───── SUPPLIED RECORDS ─────

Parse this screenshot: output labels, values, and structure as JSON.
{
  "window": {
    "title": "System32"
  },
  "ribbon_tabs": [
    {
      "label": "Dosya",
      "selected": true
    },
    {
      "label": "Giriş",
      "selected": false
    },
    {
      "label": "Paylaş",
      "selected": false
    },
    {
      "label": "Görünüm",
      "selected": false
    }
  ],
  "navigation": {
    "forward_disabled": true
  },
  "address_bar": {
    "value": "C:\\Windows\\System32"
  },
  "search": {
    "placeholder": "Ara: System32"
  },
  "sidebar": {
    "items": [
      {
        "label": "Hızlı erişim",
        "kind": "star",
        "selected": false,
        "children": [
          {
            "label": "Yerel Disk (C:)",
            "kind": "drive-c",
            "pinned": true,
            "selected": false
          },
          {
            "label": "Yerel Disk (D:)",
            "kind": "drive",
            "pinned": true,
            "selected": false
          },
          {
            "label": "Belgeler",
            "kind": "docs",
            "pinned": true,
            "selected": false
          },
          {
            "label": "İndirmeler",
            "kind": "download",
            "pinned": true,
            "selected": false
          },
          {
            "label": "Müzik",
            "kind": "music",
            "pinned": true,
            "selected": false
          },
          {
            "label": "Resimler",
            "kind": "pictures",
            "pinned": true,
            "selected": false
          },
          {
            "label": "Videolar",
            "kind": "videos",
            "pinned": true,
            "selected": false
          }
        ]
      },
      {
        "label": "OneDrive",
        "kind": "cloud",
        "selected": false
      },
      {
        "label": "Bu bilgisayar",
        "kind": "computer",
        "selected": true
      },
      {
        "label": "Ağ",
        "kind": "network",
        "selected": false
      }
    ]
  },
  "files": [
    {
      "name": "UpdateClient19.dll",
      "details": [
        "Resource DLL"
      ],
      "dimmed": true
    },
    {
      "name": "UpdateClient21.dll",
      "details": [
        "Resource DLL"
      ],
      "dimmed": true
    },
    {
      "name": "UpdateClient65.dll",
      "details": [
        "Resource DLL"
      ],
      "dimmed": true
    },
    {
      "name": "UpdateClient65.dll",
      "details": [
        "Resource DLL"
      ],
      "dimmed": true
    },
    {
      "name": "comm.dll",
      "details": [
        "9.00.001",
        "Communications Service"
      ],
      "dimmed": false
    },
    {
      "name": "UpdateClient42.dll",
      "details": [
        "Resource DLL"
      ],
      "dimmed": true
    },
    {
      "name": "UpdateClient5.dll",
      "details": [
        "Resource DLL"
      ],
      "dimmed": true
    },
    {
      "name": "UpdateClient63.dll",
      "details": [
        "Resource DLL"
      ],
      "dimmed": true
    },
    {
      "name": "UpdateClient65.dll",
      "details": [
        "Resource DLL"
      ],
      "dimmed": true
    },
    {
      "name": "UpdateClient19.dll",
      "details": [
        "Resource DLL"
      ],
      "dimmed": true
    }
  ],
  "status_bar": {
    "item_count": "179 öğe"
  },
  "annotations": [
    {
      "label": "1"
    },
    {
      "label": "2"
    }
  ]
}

─────

STATED TASK ->
Tally up the lines in the records containing the word "Disk", then give the count and nothing else.

CORRECT ANSWER ->
2